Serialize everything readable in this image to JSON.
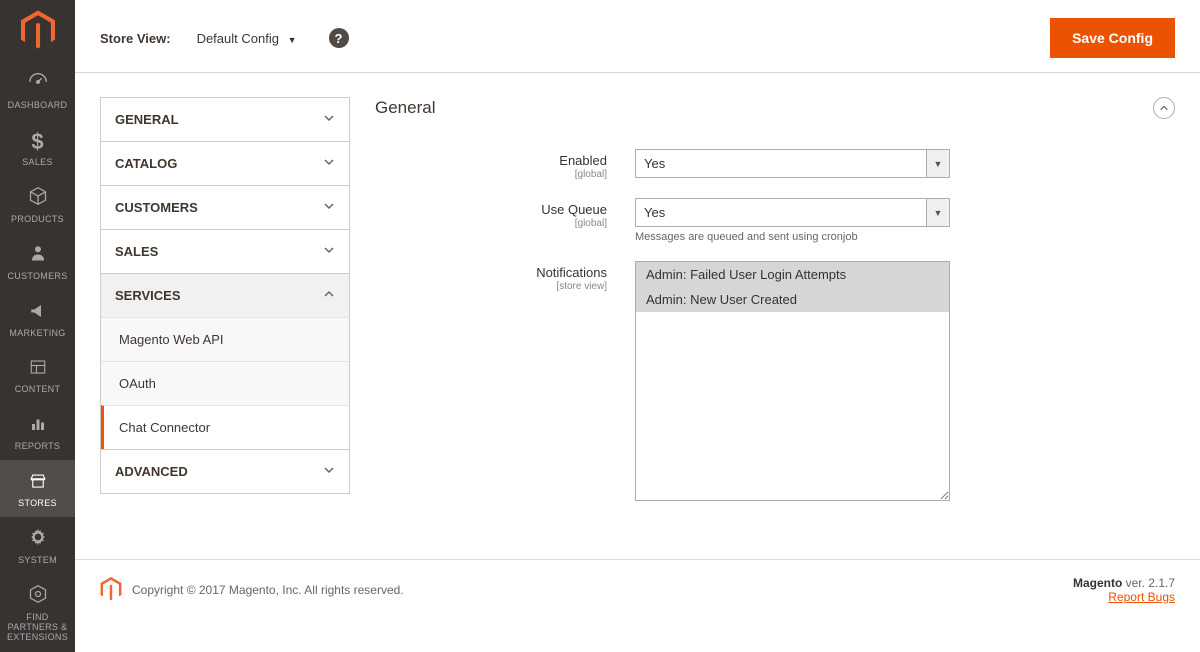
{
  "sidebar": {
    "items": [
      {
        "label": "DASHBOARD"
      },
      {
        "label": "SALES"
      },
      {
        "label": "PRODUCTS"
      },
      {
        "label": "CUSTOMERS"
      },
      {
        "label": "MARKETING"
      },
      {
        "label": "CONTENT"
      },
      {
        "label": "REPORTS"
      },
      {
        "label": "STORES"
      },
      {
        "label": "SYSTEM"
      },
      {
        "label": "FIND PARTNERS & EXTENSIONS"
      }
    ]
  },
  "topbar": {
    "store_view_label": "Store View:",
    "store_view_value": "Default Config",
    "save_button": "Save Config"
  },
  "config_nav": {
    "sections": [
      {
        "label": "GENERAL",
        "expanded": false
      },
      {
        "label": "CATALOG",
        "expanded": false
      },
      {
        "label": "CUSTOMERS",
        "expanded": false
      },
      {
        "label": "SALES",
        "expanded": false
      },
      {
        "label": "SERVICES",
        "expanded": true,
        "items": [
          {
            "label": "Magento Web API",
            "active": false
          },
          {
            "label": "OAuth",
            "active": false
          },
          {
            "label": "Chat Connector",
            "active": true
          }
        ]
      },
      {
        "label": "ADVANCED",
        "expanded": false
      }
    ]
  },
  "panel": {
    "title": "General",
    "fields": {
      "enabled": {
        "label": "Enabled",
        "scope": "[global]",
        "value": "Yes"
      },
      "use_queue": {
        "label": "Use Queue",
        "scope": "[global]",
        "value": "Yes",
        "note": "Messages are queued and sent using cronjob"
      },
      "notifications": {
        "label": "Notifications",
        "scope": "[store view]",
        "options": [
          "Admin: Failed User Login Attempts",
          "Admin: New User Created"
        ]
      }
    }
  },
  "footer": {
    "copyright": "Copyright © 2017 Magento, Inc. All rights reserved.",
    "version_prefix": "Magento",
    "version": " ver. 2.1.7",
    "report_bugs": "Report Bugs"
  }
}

::::::::

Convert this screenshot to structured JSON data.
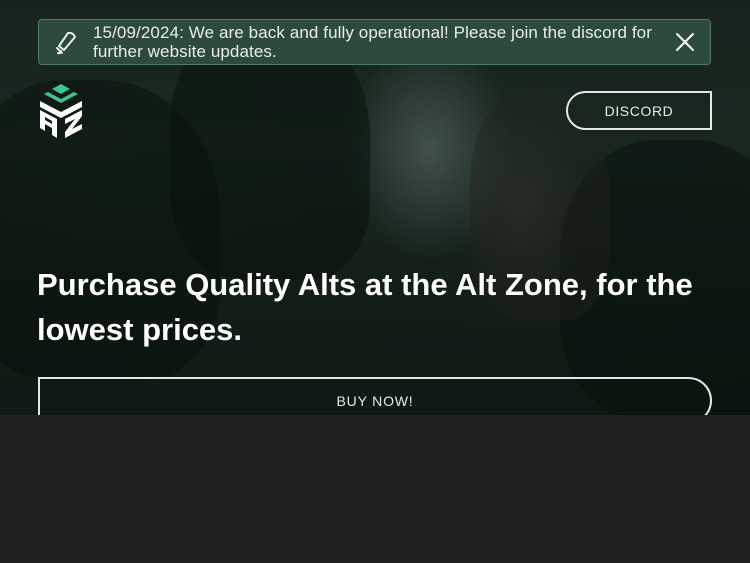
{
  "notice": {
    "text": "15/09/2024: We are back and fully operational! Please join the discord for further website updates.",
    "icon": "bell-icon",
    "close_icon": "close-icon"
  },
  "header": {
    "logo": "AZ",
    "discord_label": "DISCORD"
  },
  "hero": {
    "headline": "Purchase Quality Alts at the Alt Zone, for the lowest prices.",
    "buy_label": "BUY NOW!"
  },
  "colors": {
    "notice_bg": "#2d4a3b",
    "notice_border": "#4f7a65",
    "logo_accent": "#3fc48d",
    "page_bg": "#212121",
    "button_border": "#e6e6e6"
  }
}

::::::::

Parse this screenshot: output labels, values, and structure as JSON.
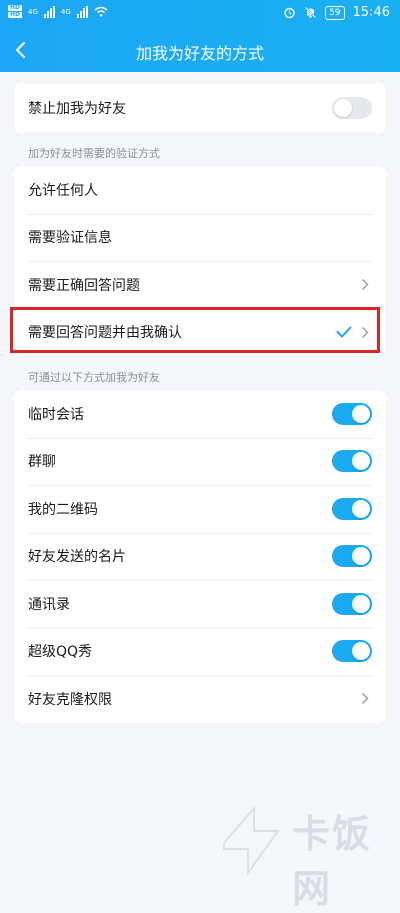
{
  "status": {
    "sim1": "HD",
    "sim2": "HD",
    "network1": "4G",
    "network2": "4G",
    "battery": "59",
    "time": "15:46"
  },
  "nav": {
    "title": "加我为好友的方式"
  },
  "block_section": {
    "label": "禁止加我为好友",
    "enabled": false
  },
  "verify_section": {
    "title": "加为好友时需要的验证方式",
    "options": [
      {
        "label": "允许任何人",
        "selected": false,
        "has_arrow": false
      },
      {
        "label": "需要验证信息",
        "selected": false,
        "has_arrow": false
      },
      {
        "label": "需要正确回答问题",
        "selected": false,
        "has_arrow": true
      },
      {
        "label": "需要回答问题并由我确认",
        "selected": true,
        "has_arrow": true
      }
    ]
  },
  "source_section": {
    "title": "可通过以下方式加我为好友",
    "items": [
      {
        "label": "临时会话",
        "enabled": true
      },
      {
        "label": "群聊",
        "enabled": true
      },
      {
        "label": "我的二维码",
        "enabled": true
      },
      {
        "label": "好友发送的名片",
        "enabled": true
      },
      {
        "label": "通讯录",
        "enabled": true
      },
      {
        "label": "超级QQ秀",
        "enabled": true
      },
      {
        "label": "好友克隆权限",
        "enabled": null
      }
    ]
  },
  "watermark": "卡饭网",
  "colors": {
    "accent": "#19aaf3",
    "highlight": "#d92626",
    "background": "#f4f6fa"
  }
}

::::::::

EXERCISE INSTRUCTIONS =>
Reproduce every line of the listing above in which the string "JSON" appears.

ANSWER FOR THIS EXERCISE =>
Serialize everything readable in this image to JSON.
Convert this screenshot to structured JSON data.
Parse this screenshot: output labels, values, and structure as JSON.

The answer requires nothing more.